WHAT THE TASK REQUIRES:
Find how many lines in the data below include the word "button", then write only that number.

MATERIAL PROVIDED:

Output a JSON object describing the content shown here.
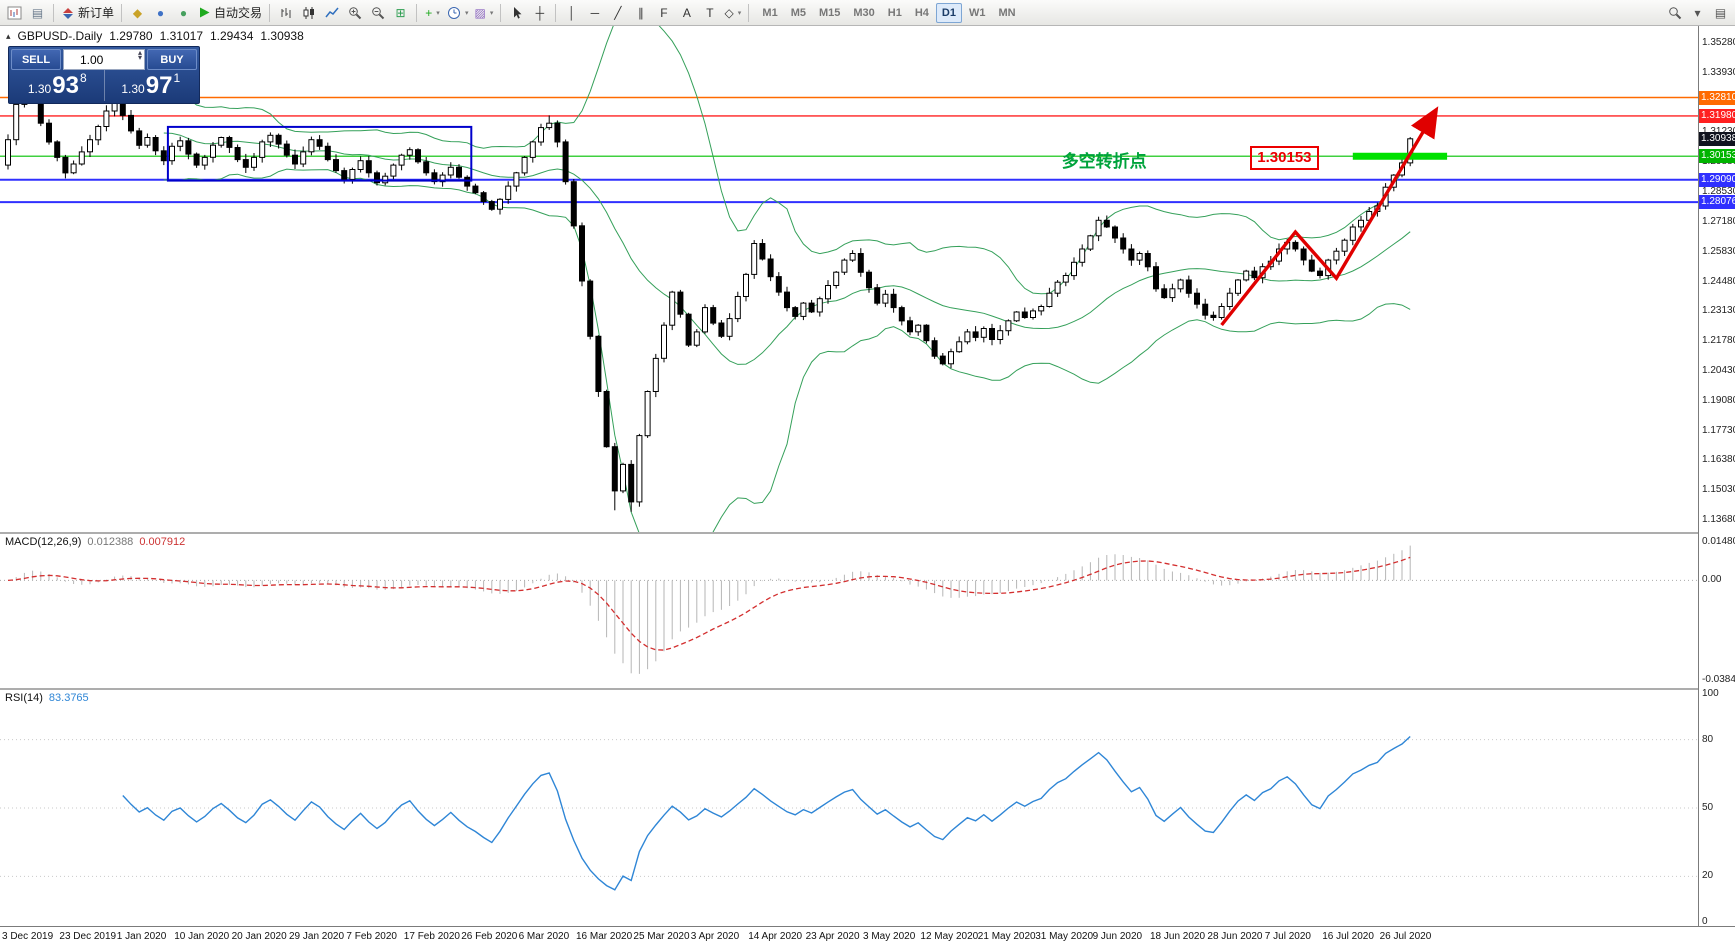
{
  "toolbar": {
    "items": [
      {
        "type": "icon",
        "name": "new-chart-icon",
        "icon": "chart-new"
      },
      {
        "type": "icon",
        "name": "profiles-icon",
        "glyph": "▤",
        "color": "#6b7b8d"
      },
      {
        "type": "sep"
      },
      {
        "type": "button",
        "name": "new-order-button",
        "icon": "order",
        "label": "新订单"
      },
      {
        "type": "sep"
      },
      {
        "type": "icon",
        "name": "alerts-icon",
        "glyph": "◆",
        "color": "#c9a227"
      },
      {
        "type": "icon",
        "name": "mql-community-icon",
        "glyph": "●",
        "color": "#3f72c6"
      },
      {
        "type": "icon",
        "name": "market-icon",
        "glyph": "●",
        "color": "#46a05e"
      },
      {
        "type": "button",
        "name": "auto-trading-button",
        "icon": "play",
        "label": "自动交易"
      },
      {
        "type": "sep"
      },
      {
        "type": "icon",
        "name": "bar-chart-icon",
        "icon": "bars"
      },
      {
        "type": "icon",
        "name": "candlestick-chart-icon",
        "icon": "candles"
      },
      {
        "type": "icon",
        "name": "line-chart-icon",
        "icon": "line"
      },
      {
        "type": "icon",
        "name": "zoom-in-icon",
        "icon": "zoom-in"
      },
      {
        "type": "icon",
        "name": "zoom-out-icon",
        "icon": "zoom-out"
      },
      {
        "type": "icon",
        "name": "tile-windows-icon",
        "glyph": "⊞",
        "color": "#2e9e52"
      },
      {
        "type": "sep"
      },
      {
        "type": "icon",
        "name": "indicators-icon",
        "glyph": "+",
        "color": "#1faa1f",
        "dropdown": true
      },
      {
        "type": "icon",
        "name": "periods-icon",
        "icon": "clock",
        "dropdown": true
      },
      {
        "type": "icon",
        "name": "templates-icon",
        "glyph": "▨",
        "color": "#8a64c0",
        "dropdown": true
      },
      {
        "type": "sep"
      },
      {
        "type": "icon",
        "name": "cursor-icon",
        "icon": "cursor"
      },
      {
        "type": "icon",
        "name": "crosshair-icon",
        "glyph": "┼",
        "color": "#333333"
      },
      {
        "type": "sep"
      },
      {
        "type": "icon",
        "name": "vertical-line-icon",
        "glyph": "│",
        "color": "#333333"
      },
      {
        "type": "icon",
        "name": "horizontal-line-icon",
        "glyph": "─",
        "color": "#333333"
      },
      {
        "type": "icon",
        "name": "trendline-icon",
        "glyph": "╱",
        "color": "#333333"
      },
      {
        "type": "icon",
        "name": "channel-icon",
        "glyph": "∥",
        "color": "#333333"
      },
      {
        "type": "icon",
        "name": "fibonacci-icon",
        "glyph": "F",
        "color": "#333333"
      },
      {
        "type": "icon",
        "name": "text-icon",
        "glyph": "A",
        "color": "#333333"
      },
      {
        "type": "icon",
        "name": "label-icon",
        "glyph": "T",
        "color": "#333333"
      },
      {
        "type": "icon",
        "name": "shapes-icon",
        "glyph": "◇",
        "color": "#333333",
        "dropdown": true
      },
      {
        "type": "sep"
      },
      {
        "type": "tf-group"
      },
      {
        "type": "spacer"
      },
      {
        "type": "icon",
        "name": "search-icon",
        "icon": "zoom"
      },
      {
        "type": "icon",
        "name": "quick-toolbar-icon",
        "glyph": "▾",
        "color": "#555555"
      },
      {
        "type": "icon",
        "name": "panels-icon",
        "glyph": "▤",
        "color": "#555555"
      }
    ],
    "timeframes": {
      "options": [
        "M1",
        "M5",
        "M15",
        "M30",
        "H1",
        "H4",
        "D1",
        "W1",
        "MN"
      ],
      "active": "D1"
    }
  },
  "chart": {
    "symbol_period": "GBPUSD-.Daily",
    "ohlc": {
      "open": "1.29780",
      "high": "1.31017",
      "low": "1.29434",
      "close": "1.30938"
    }
  },
  "trade_panel": {
    "sell_label": "SELL",
    "buy_label": "BUY",
    "volume": "1.00",
    "bid": {
      "prefix": "1.30",
      "big": "93",
      "sup": "8"
    },
    "ask": {
      "prefix": "1.30",
      "big": "97",
      "sup": "1"
    }
  },
  "price_axis": {
    "labels": [
      "1.35280",
      "1.33930",
      "1.32580",
      "1.31230",
      "1.29880",
      "1.28530",
      "1.27180",
      "1.25830",
      "1.24480",
      "1.23130",
      "1.21780",
      "1.20430",
      "1.19080",
      "1.17730",
      "1.16380",
      "1.15030",
      "1.13680"
    ],
    "tags": [
      {
        "text": "1.32810",
        "price": 1.3281,
        "bg": "#ff6a00"
      },
      {
        "text": "1.31980",
        "price": 1.3198,
        "bg": "#ff2020"
      },
      {
        "text": "1.30938",
        "price": 1.30938,
        "bg": "#10131f"
      },
      {
        "text": "1.30153",
        "price": 1.30153,
        "bg": "#00b400"
      },
      {
        "text": "1.29090",
        "price": 1.2909,
        "bg": "#3030ff"
      },
      {
        "text": "1.28076",
        "price": 1.28076,
        "bg": "#3030ff"
      }
    ]
  },
  "date_axis": {
    "labels": [
      "3 Dec 2019",
      "23 Dec 2019",
      "1 Jan 2020",
      "10 Jan 2020",
      "20 Jan 2020",
      "29 Jan 2020",
      "7 Feb 2020",
      "17 Feb 2020",
      "26 Feb 2020",
      "6 Mar 2020",
      "16 Mar 2020",
      "25 Mar 2020",
      "3 Apr 2020",
      "14 Apr 2020",
      "23 Apr 2020",
      "3 May 2020",
      "12 May 2020",
      "21 May 2020",
      "31 May 2020",
      "9 Jun 2020",
      "18 Jun 2020",
      "28 Jun 2020",
      "7 Jul 2020",
      "16 Jul 2020",
      "26 Jul 2020"
    ]
  },
  "indicators": {
    "macd": {
      "label": "MACD(12,26,9)",
      "value_main": "0.012388",
      "value_signal": "0.007912",
      "axis": [
        {
          "text": "0.014807",
          "v": 0.014807
        },
        {
          "text": "0.00",
          "v": 0
        },
        {
          "text": "-0.038415",
          "v": -0.038415
        }
      ]
    },
    "rsi": {
      "label": "RSI(14)",
      "value": "83.3765",
      "axis": [
        {
          "text": "100",
          "v": 100
        },
        {
          "text": "80",
          "v": 80
        },
        {
          "text": "50",
          "v": 50
        },
        {
          "text": "20",
          "v": 20
        },
        {
          "text": "0",
          "v": 0
        }
      ],
      "levels": [
        80,
        50,
        20
      ]
    }
  },
  "chart_data": {
    "type": "candlestick",
    "symbol": "GBPUSD-.",
    "period": "Daily",
    "first_open": 1.2975,
    "closes": [
      1.309,
      1.325,
      1.333,
      1.328,
      1.3165,
      1.308,
      1.301,
      1.294,
      1.298,
      1.3035,
      1.309,
      1.315,
      1.322,
      1.3255,
      1.32,
      1.313,
      1.3065,
      1.31,
      1.304,
      1.2995,
      1.306,
      1.3085,
      1.3025,
      1.2975,
      1.301,
      1.3065,
      1.31,
      1.3055,
      1.3,
      1.2965,
      1.301,
      1.308,
      1.311,
      1.307,
      1.302,
      1.298,
      1.3035,
      1.309,
      1.306,
      1.3,
      1.295,
      1.291,
      1.2955,
      1.2995,
      1.294,
      1.2895,
      1.2925,
      1.2975,
      1.302,
      1.3045,
      1.299,
      1.294,
      1.29,
      1.293,
      1.2965,
      1.292,
      1.288,
      1.285,
      1.281,
      1.2775,
      1.282,
      1.288,
      1.294,
      1.301,
      1.308,
      1.3145,
      1.3165,
      1.308,
      1.29,
      1.27,
      1.245,
      1.22,
      1.195,
      1.17,
      1.15,
      1.162,
      1.145,
      1.175,
      1.195,
      1.21,
      1.225,
      1.24,
      1.23,
      1.216,
      1.222,
      1.233,
      1.226,
      1.22,
      1.228,
      1.238,
      1.248,
      1.262,
      1.255,
      1.247,
      1.24,
      1.233,
      1.229,
      1.235,
      1.231,
      1.237,
      1.243,
      1.249,
      1.2545,
      1.2575,
      1.249,
      1.242,
      1.235,
      1.239,
      1.233,
      1.227,
      1.222,
      1.225,
      1.218,
      1.211,
      1.2075,
      1.213,
      1.2175,
      1.222,
      1.2195,
      1.2235,
      1.2185,
      1.2225,
      1.227,
      1.231,
      1.2285,
      1.2315,
      1.2335,
      1.2395,
      1.2445,
      1.2475,
      1.2535,
      1.2595,
      1.2655,
      1.2725,
      1.2695,
      1.2645,
      1.2595,
      1.2545,
      1.2575,
      1.2515,
      1.2415,
      1.2375,
      1.2415,
      1.2455,
      1.2395,
      1.2345,
      1.2295,
      1.2285,
      1.2335,
      1.2395,
      1.2455,
      1.2495,
      1.2465,
      1.2515,
      1.254,
      1.2595,
      1.2625,
      1.2595,
      1.2545,
      1.2495,
      1.2475,
      1.2545,
      1.2585,
      1.2635,
      1.2695,
      1.2725,
      1.2765,
      1.279,
      1.2875,
      1.293,
      1.2985,
      1.3094
    ],
    "wick_overrides": {
      "highs": {
        "2": 1.3355,
        "66": 1.32,
        "171": 1.3102
      },
      "lows": {
        "74": 1.1412,
        "76": 1.1405,
        "114": 1.2068
      }
    },
    "bollinger": {
      "period": 20,
      "deviation": 2
    },
    "macd": {
      "fast": 12,
      "slow": 26,
      "signal": 9
    },
    "rsi_period": 14,
    "ylim": [
      1.1368,
      1.3528
    ],
    "hlines": [
      {
        "price": 1.3281,
        "color": "#ff6a00",
        "width": 1.4,
        "label": "1.32810"
      },
      {
        "price": 1.3198,
        "color": "#ff2020",
        "width": 1.4,
        "label": "1.31980"
      },
      {
        "price": 1.30153,
        "color": "#00c000",
        "width": 1.2,
        "label": "1.30153"
      },
      {
        "price": 1.2909,
        "color": "#3030ff",
        "width": 2,
        "label": "1.29090"
      },
      {
        "price": 1.28076,
        "color": "#3030ff",
        "width": 2,
        "label": "1.28076"
      }
    ],
    "annotations": {
      "rectangle": {
        "i1": 19.5,
        "i2": 56.5,
        "p1": 1.3148,
        "p2": 1.2905,
        "color": "#0000cc"
      },
      "zigzag": {
        "color": "#e00000",
        "points": [
          {
            "i": 148,
            "p": 1.2251
          },
          {
            "i": 157,
            "p": 1.2672
          },
          {
            "i": 162,
            "p": 1.2463
          },
          {
            "i": 174,
            "p": 1.3215
          }
        ]
      },
      "green_segment": {
        "price": 1.30153,
        "i1": 164,
        "i2": 175.5,
        "color": "#00e100"
      },
      "turning_point": {
        "text": "多空转折点",
        "i": 128.5,
        "p": 1.3005,
        "color": "#00a33c"
      },
      "price_callout": {
        "text": "1.30153",
        "i": 151.5,
        "p": 1.3005,
        "color": "#ec0000"
      }
    }
  }
}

WRITTEN ANSWER:
4